RECORDS PROVIDED —
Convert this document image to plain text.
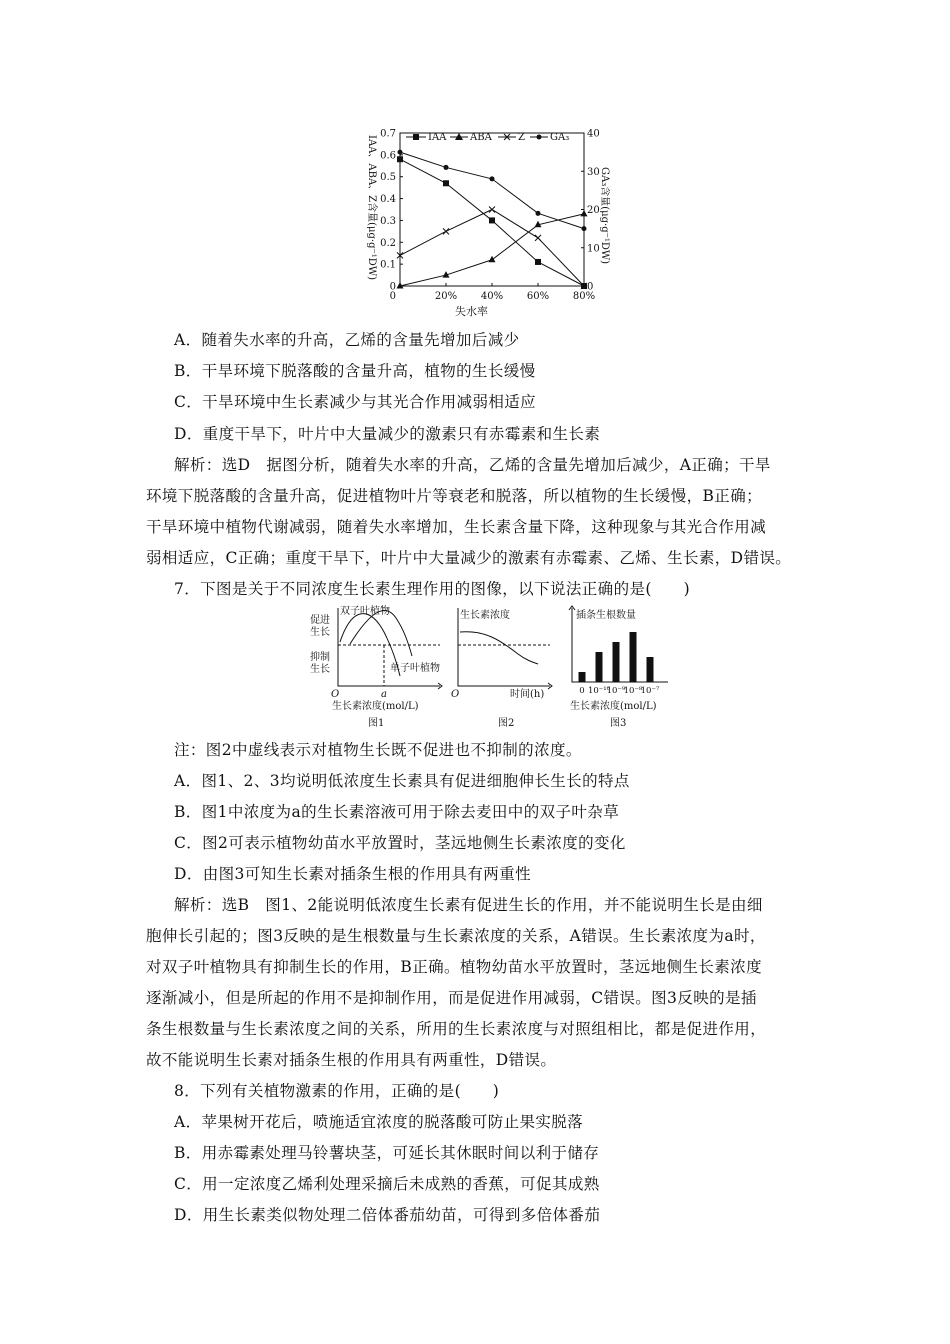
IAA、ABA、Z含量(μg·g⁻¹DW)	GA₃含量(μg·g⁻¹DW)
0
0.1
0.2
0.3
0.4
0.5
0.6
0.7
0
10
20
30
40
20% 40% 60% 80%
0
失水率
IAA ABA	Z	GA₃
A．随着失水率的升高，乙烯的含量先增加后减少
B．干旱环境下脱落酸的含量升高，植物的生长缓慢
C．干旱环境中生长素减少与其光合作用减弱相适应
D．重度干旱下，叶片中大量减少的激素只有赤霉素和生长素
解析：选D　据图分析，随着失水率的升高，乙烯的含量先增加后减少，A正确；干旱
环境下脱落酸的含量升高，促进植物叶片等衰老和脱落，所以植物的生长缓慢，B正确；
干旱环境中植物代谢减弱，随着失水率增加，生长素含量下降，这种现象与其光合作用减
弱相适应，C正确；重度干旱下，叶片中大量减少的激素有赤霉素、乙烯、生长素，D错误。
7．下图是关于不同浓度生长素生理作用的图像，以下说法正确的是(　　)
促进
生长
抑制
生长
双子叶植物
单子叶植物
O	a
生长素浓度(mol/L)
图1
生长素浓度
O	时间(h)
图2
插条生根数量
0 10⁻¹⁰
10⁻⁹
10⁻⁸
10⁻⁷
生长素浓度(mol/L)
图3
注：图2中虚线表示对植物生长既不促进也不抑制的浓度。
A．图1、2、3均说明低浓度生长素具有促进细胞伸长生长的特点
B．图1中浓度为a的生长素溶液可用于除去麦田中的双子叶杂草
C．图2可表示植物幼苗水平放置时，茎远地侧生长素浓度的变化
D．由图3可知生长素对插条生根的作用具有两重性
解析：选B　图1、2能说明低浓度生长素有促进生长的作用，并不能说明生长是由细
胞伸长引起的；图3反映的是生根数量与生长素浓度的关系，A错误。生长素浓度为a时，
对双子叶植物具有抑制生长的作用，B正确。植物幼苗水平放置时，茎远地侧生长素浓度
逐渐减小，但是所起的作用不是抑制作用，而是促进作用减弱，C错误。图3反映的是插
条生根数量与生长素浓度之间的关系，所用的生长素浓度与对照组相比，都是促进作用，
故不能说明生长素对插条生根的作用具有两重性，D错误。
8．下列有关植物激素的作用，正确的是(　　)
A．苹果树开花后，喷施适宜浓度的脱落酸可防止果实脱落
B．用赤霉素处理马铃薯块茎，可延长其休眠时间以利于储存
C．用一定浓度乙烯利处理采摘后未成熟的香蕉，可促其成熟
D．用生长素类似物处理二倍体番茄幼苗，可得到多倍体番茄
---
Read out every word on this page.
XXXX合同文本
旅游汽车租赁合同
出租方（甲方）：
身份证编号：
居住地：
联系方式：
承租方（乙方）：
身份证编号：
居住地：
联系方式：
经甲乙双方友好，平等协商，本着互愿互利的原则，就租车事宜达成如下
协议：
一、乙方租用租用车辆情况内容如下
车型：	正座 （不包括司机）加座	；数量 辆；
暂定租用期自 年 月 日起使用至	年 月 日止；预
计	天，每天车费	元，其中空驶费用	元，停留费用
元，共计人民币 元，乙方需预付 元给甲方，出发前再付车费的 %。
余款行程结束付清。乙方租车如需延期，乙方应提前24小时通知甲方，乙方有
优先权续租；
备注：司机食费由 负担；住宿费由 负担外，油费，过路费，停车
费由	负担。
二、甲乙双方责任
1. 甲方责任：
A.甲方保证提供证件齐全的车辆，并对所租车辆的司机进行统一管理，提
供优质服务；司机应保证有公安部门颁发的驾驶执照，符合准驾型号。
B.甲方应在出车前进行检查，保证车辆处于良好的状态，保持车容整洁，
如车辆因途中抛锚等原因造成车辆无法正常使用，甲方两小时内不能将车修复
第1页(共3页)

EXERCISE OBJECTIVE — Pick each line holding the word "重度干旱下" out of the data and copy it.

COMPLETED EXERCISE —
D．重度干旱下，叶片中大量减少的激素只有赤霉素和生长素
弱相适应，C正确；重度干旱下，叶片中大量减少的激素有赤霉素、乙烯、生长素，D错误。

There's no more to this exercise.